**WHAT YOU HAVE TO DO:** Omit the pictures and output every entry below exactly as written.

═══ INFORMATION PROVIDED

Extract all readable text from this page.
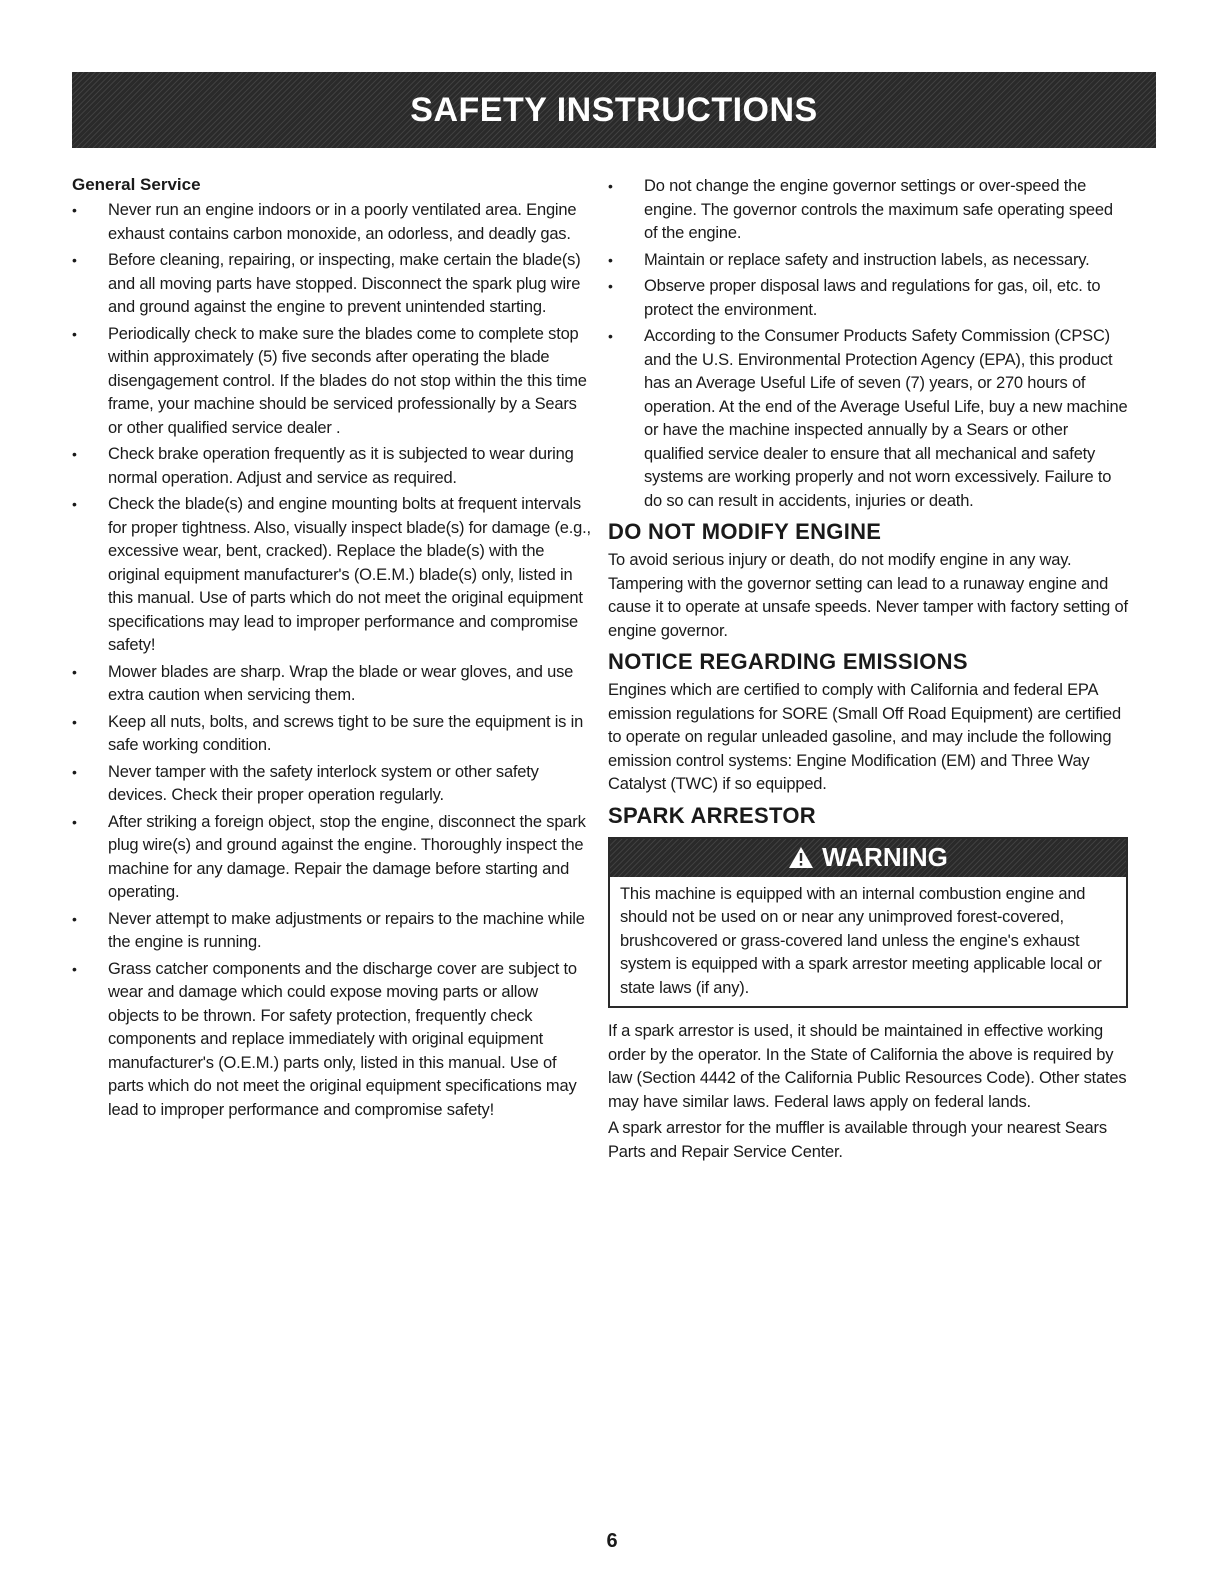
SAFETY INSTRUCTIONS
General Service
• Never run an engine indoors or in a poorly ventilated area. Engine exhaust contains carbon monoxide, an odorless, and deadly gas.
• Before cleaning, repairing, or inspecting, make certain the blade(s) and all moving parts have stopped. Disconnect the spark plug wire and ground against the engine to prevent unintended starting.
• Periodically check to make sure the blades come to complete stop within approximately (5) five seconds after operating the blade disengagement control. If the blades do not stop within the this time frame, your machine should be serviced professionally by a Sears or other qualified service dealer .
• Check brake operation frequently as it is subjected to wear during normal operation. Adjust and service as required.
• Check the blade(s) and engine mounting bolts at frequent intervals for proper tightness. Also, visually inspect blade(s) for damage (e.g., excessive wear, bent, cracked). Replace the blade(s) with the original equipment manufacturer's (O.E.M.) blade(s) only, listed in this manual. Use of parts which do not meet the original equipment specifications may lead to improper performance and compromise safety!
• Mower blades are sharp. Wrap the blade or wear gloves, and use extra caution when servicing them.
• Keep all nuts, bolts, and screws tight to be sure the equipment is in safe working condition.
• Never tamper with the safety interlock system or other safety devices. Check their proper operation regularly.
• After striking a foreign object, stop the engine, disconnect the spark plug wire(s) and ground against the engine. Thoroughly inspect the machine for any damage. Repair the damage before starting and operating.
• Never attempt to make adjustments or repairs to the machine while the engine is running.
• Grass catcher components and the discharge cover are subject to wear and damage which could expose moving parts or allow objects to be thrown. For safety protection, frequently check components and replace immediately with original equipment manufacturer's (O.E.M.) parts only, listed in this manual. Use of parts which do not meet the original equipment specifications may lead to improper performance and compromise safety!
• Do not change the engine governor settings or over-speed the engine. The governor controls the maximum safe operating speed of the engine.
• Maintain or replace safety and instruction labels, as necessary.
• Observe proper disposal laws and regulations for gas, oil, etc. to protect the environment.
• According to the Consumer Products Safety Commission (CPSC) and the U.S. Environmental Protection Agency (EPA), this product has an Average Useful Life of seven (7) years, or 270 hours of operation. At the end of the Average Useful Life, buy a new machine or have the machine inspected annually by a Sears or other qualified service dealer to ensure that all mechanical and safety systems are working properly and not worn excessively. Failure to do so can result in accidents, injuries or death.
DO NOT MODIFY ENGINE

To avoid serious injury or death, do not modify engine in any way. Tampering with the governor setting can lead to a runaway engine and cause it to operate at unsafe speeds. Never tamper with factory setting of engine governor.

NOTICE REGARDING EMISSIONS

Engines which are certified to comply with California and federal EPA emission regulations for SORE (Small Off Road Equipment) are certified to operate on regular unleaded gasoline, and may include the following emission control systems: Engine Modification (EM) and Three Way Catalyst (TWC) if so equipped.

SPARK ARRESTOR
WARNING
This machine is equipped with an internal combustion engine and should not be used on or near any unimproved forest-covered, brushcovered or grass-covered land unless the engine's exhaust system is equipped with a spark arrestor meeting applicable local or state laws (if any).

If a spark arrestor is used, it should be maintained in effective working order by the operator. In the State of California the above is required by law (Section 4442 of the California Public Resources Code). Other states may have similar laws. Federal laws apply on federal lands.

A spark arrestor for the muffler is available through your nearest Sears Parts and Repair Service Center.

6
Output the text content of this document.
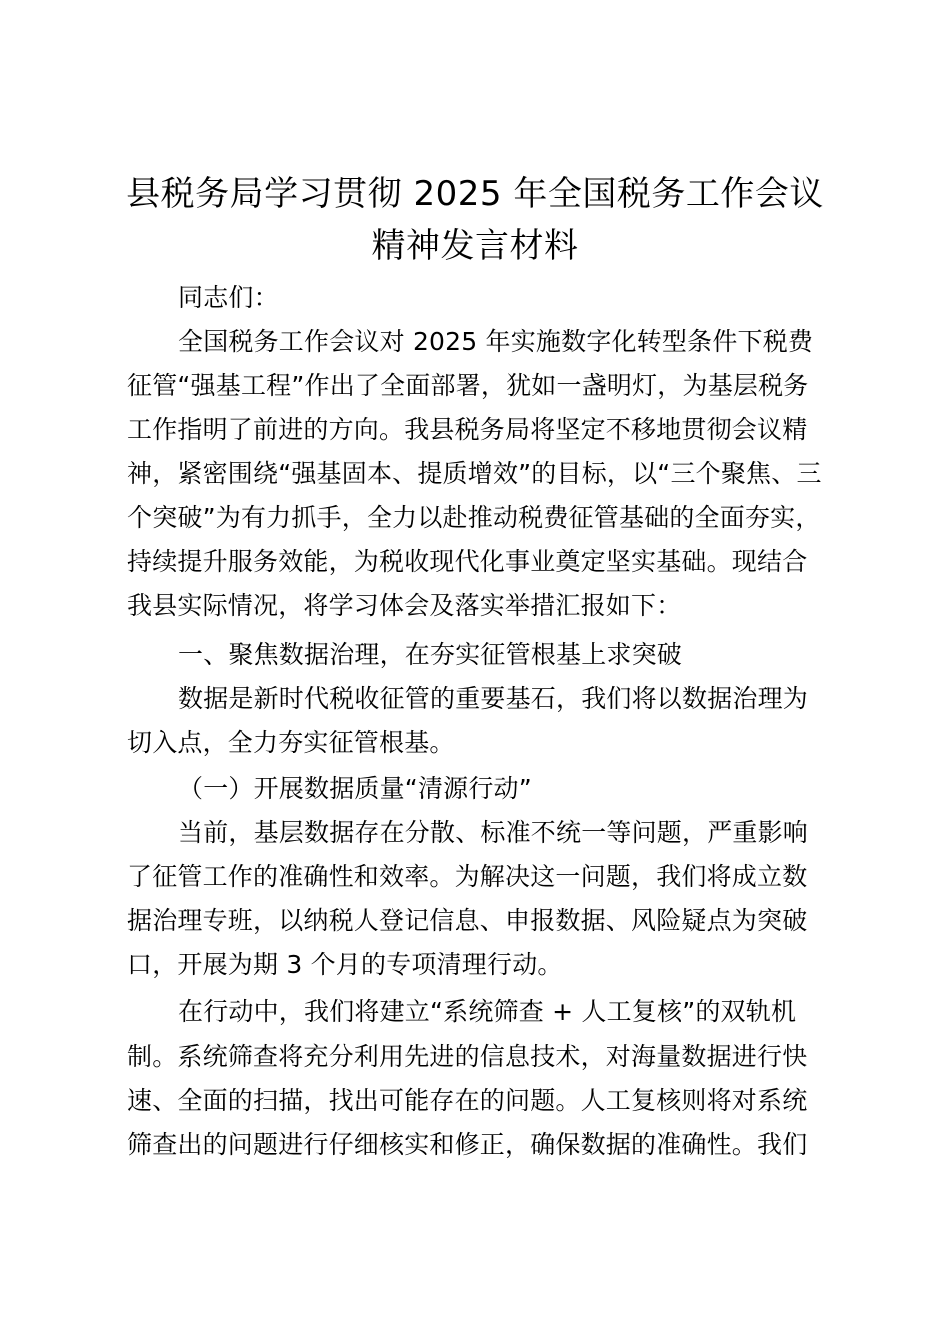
县税务局学习贯彻 2025 年全国税务工作会议
精神发言材料
同志们：
全国税务工作会议对 2025 年实施数字化转型条件下税费
征管“强基工程”作出了全面部署，犹如一盏明灯，为基层税务
工作指明了前进的方向。我县税务局将坚定不移地贯彻会议精
神，紧密围绕“强基固本、提质增效”的目标，以“三个聚焦、三
个突破”为有力抓手，全力以赴推动税费征管基础的全面夯实，
持续提升服务效能，为税收现代化事业奠定坚实基础。现结合
我县实际情况，将学习体会及落实举措汇报如下：
一、聚焦数据治理，在夯实征管根基上求突破
数据是新时代税收征管的重要基石，我们将以数据治理为
切入点，全力夯实征管根基。
（一）开展数据质量“清源行动”
当前，基层数据存在分散、标准不统一等问题，严重影响
了征管工作的准确性和效率。为解决这一问题，我们将成立数
据治理专班，以纳税人登记信息、申报数据、风险疑点为突破
口，开展为期 3 个月的专项清理行动。
在行动中，我们将建立“系统筛查 + 人工复核”的双轨机
制。系统筛查将充分利用先进的信息技术，对海量数据进行快
速、全面的扫描，找出可能存在的问题。人工复核则将对系统
筛查出的问题进行仔细核实和修正，确保数据的准确性。我们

══════

**OUTPUT:**
Extract all readable text from this page.
SAFETY INSTRUCTIONS
General Service
• Never run an engine indoors or in a poorly ventilated area. Engine exhaust contains carbon monoxide, an odorless, and deadly gas.
• Before cleaning, repairing, or inspecting, make certain the blade(s) and all moving parts have stopped. Disconnect the spark plug wire and ground against the engine to prevent unintended starting.
• Periodically check to make sure the blades come to complete stop within approximately (5) five seconds after operating the blade disengagement control. If the blades do not stop within the this time frame, your machine should be serviced professionally by a Sears or other qualified service dealer .
• Check brake operation frequently as it is subjected to wear during normal operation. Adjust and service as required.
• Check the blade(s) and engine mounting bolts at frequent intervals for proper tightness. Also, visually inspect blade(s) for damage (e.g., excessive wear, bent, cracked). Replace the blade(s) with the original equipment manufacturer's (O.E.M.) blade(s) only, listed in this manual. Use of parts which do not meet the original equipment specifications may lead to improper performance and compromise safety!
• Mower blades are sharp. Wrap the blade or wear gloves, and use extra caution when servicing them.
• Keep all nuts, bolts, and screws tight to be sure the equipment is in safe working condition.
• Never tamper with the safety interlock system or other safety devices. Check their proper operation regularly.
• After striking a foreign object, stop the engine, disconnect the spark plug wire(s) and ground against the engine. Thoroughly inspect the machine for any damage. Repair the damage before starting and operating.
• Never attempt to make adjustments or repairs to the machine while the engine is running.
• Grass catcher components and the discharge cover are subject to wear and damage which could expose moving parts or allow objects to be thrown. For safety protection, frequently check components and replace immediately with original equipment manufacturer's (O.E.M.) parts only, listed in this manual. Use of parts which do not meet the original equipment specifications may lead to improper performance and compromise safety!
• Do not change the engine governor settings or over-speed the engine. The governor controls the maximum safe operating speed of the engine.
• Maintain or replace safety and instruction labels, as necessary.
• Observe proper disposal laws and regulations for gas, oil, etc. to protect the environment.
• According to the Consumer Products Safety Commission (CPSC) and the U.S. Environmental Protection Agency (EPA), this product has an Average Useful Life of seven (7) years, or 270 hours of operation. At the end of the Average Useful Life, buy a new machine or have the machine inspected annually by a Sears or other qualified service dealer to ensure that all mechanical and safety systems are working properly and not worn excessively. Failure to do so can result in accidents, injuries or death.
DO NOT MODIFY ENGINE

To avoid serious injury or death, do not modify engine in any way. Tampering with the governor setting can lead to a runaway engine and cause it to operate at unsafe speeds. Never tamper with factory setting of engine governor.

NOTICE REGARDING EMISSIONS

Engines which are certified to comply with California and federal EPA emission regulations for SORE (Small Off Road Equipment) are certified to operate on regular unleaded gasoline, and may include the following emission control systems: Engine Modification (EM) and Three Way Catalyst (TWC) if so equipped.

SPARK ARRESTOR
WARNING
This machine is equipped with an internal combustion engine and should not be used on or near any unimproved forest-covered, brushcovered or grass-covered land unless the engine's exhaust system is equipped with a spark arrestor meeting applicable local or state laws (if any).

If a spark arrestor is used, it should be maintained in effective working order by the operator. In the State of California the above is required by law (Section 4442 of the California Public Resources Code). Other states may have similar laws. Federal laws apply on federal lands.

A spark arrestor for the muffler is available through your nearest Sears Parts and Repair Service Center.

6
Output the text content of this document.
县税务局学习贯彻 2025 年全国税务工作会议
精神发言材料
同志们：
全国税务工作会议对 2025 年实施数字化转型条件下税费
征管“强基工程”作出了全面部署，犹如一盏明灯，为基层税务
工作指明了前进的方向。我县税务局将坚定不移地贯彻会议精
神，紧密围绕“强基固本、提质增效”的目标，以“三个聚焦、三
个突破”为有力抓手，全力以赴推动税费征管基础的全面夯实，
持续提升服务效能，为税收现代化事业奠定坚实基础。现结合
我县实际情况，将学习体会及落实举措汇报如下：
一、聚焦数据治理，在夯实征管根基上求突破
数据是新时代税收征管的重要基石，我们将以数据治理为
切入点，全力夯实征管根基。
（一）开展数据质量“清源行动”
当前，基层数据存在分散、标准不统一等问题，严重影响
了征管工作的准确性和效率。为解决这一问题，我们将成立数
据治理专班，以纳税人登记信息、申报数据、风险疑点为突破
口，开展为期 3 个月的专项清理行动。
在行动中，我们将建立“系统筛查 + 人工复核”的双轨机
制。系统筛查将充分利用先进的信息技术，对海量数据进行快
速、全面的扫描，找出可能存在的问题。人工复核则将对系统
筛查出的问题进行仔细核实和修正，确保数据的准确性。我们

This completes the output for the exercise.